(Saved entries)
══════════════════════════════

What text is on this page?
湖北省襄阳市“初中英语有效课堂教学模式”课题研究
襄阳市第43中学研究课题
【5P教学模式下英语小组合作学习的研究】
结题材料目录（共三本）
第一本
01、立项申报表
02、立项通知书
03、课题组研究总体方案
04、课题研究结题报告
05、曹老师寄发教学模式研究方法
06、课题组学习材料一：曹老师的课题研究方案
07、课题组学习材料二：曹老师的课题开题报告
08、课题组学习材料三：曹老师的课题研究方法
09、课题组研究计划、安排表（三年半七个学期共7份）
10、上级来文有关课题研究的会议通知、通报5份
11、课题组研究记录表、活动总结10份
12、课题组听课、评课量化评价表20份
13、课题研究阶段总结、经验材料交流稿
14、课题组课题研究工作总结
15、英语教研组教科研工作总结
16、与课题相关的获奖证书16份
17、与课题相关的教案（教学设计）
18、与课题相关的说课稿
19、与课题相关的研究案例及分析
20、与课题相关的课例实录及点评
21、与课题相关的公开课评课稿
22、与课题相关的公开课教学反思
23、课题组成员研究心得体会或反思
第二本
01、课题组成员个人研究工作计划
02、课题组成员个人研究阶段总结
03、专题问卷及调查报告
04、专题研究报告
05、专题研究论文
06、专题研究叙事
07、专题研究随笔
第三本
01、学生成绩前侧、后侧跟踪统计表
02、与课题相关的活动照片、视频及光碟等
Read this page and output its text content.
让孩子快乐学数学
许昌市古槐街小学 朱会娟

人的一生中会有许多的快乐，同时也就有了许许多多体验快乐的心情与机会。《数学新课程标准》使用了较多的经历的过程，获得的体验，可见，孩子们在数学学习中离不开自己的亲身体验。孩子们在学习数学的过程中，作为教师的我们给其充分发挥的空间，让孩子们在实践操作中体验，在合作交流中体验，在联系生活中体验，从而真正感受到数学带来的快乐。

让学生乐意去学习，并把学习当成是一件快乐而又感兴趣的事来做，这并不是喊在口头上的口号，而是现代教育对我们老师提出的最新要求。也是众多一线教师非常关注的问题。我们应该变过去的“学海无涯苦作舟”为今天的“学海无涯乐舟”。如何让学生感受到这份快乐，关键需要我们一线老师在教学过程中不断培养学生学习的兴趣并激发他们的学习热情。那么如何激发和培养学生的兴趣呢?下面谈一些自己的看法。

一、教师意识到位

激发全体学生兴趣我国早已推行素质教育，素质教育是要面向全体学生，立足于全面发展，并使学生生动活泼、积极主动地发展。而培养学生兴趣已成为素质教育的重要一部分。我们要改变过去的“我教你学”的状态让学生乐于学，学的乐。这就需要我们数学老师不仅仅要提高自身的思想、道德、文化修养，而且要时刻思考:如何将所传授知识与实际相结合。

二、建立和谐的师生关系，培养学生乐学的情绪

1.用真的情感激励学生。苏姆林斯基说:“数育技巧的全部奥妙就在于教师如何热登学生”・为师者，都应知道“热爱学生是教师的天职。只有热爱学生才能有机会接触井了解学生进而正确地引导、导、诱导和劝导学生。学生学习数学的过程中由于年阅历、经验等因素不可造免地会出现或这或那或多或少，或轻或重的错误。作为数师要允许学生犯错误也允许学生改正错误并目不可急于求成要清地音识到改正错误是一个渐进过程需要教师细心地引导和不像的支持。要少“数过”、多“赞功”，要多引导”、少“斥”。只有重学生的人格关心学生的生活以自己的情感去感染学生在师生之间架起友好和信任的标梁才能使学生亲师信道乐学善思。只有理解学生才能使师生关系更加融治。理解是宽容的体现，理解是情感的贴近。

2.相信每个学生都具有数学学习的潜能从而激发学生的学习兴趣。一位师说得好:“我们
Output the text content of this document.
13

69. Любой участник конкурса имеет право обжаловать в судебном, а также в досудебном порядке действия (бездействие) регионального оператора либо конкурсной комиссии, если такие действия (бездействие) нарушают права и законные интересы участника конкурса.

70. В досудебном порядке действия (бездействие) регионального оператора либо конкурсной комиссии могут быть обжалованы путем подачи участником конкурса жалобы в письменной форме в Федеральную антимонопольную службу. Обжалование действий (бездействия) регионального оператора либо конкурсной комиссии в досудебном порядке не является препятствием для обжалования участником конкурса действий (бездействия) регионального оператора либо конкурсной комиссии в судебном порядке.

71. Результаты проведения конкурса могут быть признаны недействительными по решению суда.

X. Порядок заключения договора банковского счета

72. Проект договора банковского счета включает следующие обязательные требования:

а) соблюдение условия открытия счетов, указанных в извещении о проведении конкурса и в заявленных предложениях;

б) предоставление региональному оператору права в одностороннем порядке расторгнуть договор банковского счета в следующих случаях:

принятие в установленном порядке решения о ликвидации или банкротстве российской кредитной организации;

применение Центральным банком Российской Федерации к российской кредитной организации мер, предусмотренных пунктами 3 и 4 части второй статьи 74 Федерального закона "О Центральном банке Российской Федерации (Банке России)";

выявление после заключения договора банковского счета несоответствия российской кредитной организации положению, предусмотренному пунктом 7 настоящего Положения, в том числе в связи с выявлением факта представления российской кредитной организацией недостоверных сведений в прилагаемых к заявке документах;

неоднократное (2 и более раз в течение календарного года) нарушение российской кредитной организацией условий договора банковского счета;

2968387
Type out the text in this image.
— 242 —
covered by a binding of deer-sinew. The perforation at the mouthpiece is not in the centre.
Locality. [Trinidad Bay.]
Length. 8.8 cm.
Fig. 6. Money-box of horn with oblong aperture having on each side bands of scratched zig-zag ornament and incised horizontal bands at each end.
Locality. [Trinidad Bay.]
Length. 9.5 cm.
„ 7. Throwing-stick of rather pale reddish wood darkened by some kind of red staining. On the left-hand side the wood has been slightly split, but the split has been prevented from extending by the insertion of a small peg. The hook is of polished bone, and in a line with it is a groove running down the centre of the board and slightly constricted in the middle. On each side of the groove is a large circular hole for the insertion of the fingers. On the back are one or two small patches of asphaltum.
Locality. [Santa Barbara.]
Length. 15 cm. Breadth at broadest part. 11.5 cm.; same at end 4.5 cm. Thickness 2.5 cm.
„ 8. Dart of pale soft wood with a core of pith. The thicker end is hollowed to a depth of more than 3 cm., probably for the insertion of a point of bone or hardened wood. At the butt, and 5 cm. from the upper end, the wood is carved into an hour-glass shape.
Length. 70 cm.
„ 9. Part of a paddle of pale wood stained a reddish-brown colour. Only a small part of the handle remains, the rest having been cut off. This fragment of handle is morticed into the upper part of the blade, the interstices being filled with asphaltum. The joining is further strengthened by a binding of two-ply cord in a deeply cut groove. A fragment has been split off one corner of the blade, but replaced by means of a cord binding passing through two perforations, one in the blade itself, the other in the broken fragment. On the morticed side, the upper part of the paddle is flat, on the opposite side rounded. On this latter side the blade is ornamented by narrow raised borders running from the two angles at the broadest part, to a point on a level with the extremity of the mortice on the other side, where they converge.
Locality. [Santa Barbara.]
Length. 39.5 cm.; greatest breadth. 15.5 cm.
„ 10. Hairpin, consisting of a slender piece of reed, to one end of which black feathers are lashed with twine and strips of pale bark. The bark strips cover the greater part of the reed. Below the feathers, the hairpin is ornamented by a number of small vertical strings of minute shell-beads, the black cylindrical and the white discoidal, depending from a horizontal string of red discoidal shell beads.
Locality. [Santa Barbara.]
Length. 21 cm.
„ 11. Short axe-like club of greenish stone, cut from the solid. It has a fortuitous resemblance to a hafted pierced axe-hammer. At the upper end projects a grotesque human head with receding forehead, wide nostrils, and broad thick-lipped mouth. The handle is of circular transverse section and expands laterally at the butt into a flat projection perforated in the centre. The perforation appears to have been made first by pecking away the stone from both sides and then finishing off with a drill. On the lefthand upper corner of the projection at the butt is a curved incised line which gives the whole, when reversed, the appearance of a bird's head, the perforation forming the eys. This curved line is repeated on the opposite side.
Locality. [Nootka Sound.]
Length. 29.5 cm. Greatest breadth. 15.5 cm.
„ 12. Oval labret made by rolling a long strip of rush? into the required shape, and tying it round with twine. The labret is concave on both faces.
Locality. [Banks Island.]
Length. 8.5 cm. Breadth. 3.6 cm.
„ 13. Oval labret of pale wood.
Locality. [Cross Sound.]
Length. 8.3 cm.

══════════════════════════════

EXERCISE: Gather and return every line that holds the string "shape".

OUTPUT BELOW:
„ 8. Dart of pale soft wood with a core of pith. The thicker end is hollowed to a depth of more than 3 cm., probably for the insertion of a point of bone or hardened wood. At the butt, and 5 cm. from the upper end, the wood is carved into an hour-glass shape.
„ 12. Oval labret made by rolling a long strip of rush? into the required shape, and tying it round with twine. The labret is concave on both faces.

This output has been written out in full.